引用文:
札幌市の住宅街で6月、突然現れたヒグマが住民ら4人に重軽傷を負わせた。ヒグマは猟友会のハンターに射殺された。これに対し、全国から抗議の声が市に寄せられた。今年、北海道ではヒグマによる人身被害が多発する異例の事態となっている。人里に出てきたヒグマは殺されるしかないのだろうか。
北海道自然環境課によると、2021年度のヒグマによる死傷者は11人にのぼる(死者3人、負傷者8人。8月19日現在)。わずか4カ月半で統計を取り始めた1962(昭和37)年度以降、史上最多を記録している。それまでの最多は64年度の8人だった。
7月2日、北海道南部の漁業地帯、福島町のササやぶで女性(77)の遺体が見つかった。女性は前日の朝、自宅近くの畑に出かけたきり帰っていなかった。畑は林やササやぶに囲まれており、女性は畑仕事中にヒグマに襲われ、近くのササやぶに放置されたとみられる。
町総務課や松前署などによると、遺体は全身の損傷が激しく、草がかけられていた。そばに直径約70センチ、深さ約20センチの穴が掘られ、穴の中にはヒグマの毛が落ちていた。
担当者らは「ヒグマが遺体を食料として隠そうとして、何らかの理由で途中でやめたのではないか。これまでにこのあたりでヒグマに襲われて人が亡くなった事件は聞いたことがない」。
8月7日には、北海道東部の津別町で畑の草刈りをしていた66歳と39歳の女性がヒグマに襲われた。美幌署によると、頭をかまれたり殴られたりして2人とも頭部骨折などの大けがを負った。畑から150メートルほどに民家がある場所だった。

レコード一覧:
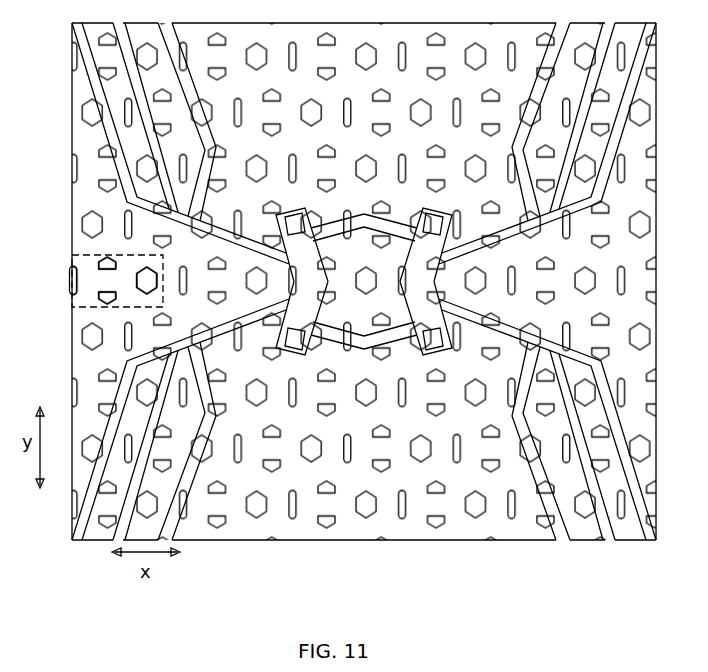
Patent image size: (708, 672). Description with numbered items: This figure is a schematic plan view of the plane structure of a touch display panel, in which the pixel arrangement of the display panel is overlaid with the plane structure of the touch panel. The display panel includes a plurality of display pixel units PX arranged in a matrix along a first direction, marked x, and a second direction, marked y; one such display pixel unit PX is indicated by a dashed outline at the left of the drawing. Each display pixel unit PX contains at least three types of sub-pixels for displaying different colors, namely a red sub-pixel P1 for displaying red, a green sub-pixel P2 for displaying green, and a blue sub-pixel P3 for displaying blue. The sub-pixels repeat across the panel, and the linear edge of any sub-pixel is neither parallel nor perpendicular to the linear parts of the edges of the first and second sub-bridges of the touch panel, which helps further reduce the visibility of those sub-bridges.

The display pixel unit PX is at (75, 264).
The red sub-pixel P1 is at (77, 278).
The green sub-pixel P2 is at (116, 266).
The blue sub-pixel P3 is at (149, 287).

課題一覧:
1/ レコードの全行を一字一句変えずに転記せよ。画像は解答から除くこと。
2/ ヒグマによる人身被害を扱った引用文について、その最後の文に続く部分を書き進めよ。
引用文とレコードは、互いに独立した別個の資料である。

解答:
1/
Patent image size: (708, 672). Description with numbered items: This figure is a schematic plan view of the plane structure of a touch display panel, in which the pixel arrangement of the display panel is overlaid with the plane structure of the touch panel. The display panel includes a plurality of display pixel units PX arranged in a matrix along a first direction, marked x, and a second direction, marked y; one such display pixel unit PX is indicated by a dashed outline at the left of the drawing. Each display pixel unit PX contains at least three types of sub-pixels for displaying different colors, namely a red sub-pixel P1 for displaying red, a green sub-pixel P2 for displaying green, and a blue sub-pixel P3 for displaying blue. The sub-pixels repeat across the panel, and the linear edge of any sub-pixel is neither parallel nor perpendicular to the linear parts of the edges of the first and second sub-bridges of the touch panel, which helps further reduce the visibility of those sub-bridges.

The display pixel unit PX is at (75, 264).
The red sub-pixel P1 is at (77, 278).
The green sub-pixel P2 is at (116, 266).
The blue sub-pixel P3 is at (149, 287).

2/
ヒグマ
国内最大の陸上動物で、日本では北海道のみに生息する。体長は2・5メートル、体重は500キロ近くに達するものもあり、本州や四国に生息するツキノワグマより大きい。北米のグリズリー(ハイイログマ)はヒグマの亜種。今年3月に総務省北海道管区行政評価局が公表した調査によると、北海道の全179市町村のうち少なくとも164市町村で、人里でヒグマが目撃された。
北海道内では古くから、ヒグマが生息する山林部で人が襲われた。
「羆嵐」
1915(大正4)年冬、北部の日本海側の苫前村三毛別(さんけべつ)地区(現・苫前町三渓)の集落が襲われた「三毛別羆(ひぐま)事件」では、2日間で胎児を含む7人が殺された。悲惨な被害を克明に記した作家吉村昭の「羆嵐(くまあらし)」などで知られる。
70年夏には、南部の日高山系で福岡大学ワンダーフォーゲル同好会のパーティーが襲われ、学生ら3人が死亡した。62年度以降で、ヒグマによる死傷者がゼロだった年は5回しかない。
ところが、今年度は死亡事案が多いだけでなく、札幌市や旭川市の中心部などヒグマが生息しないはずの市街地での被害や目撃が相次いでいる。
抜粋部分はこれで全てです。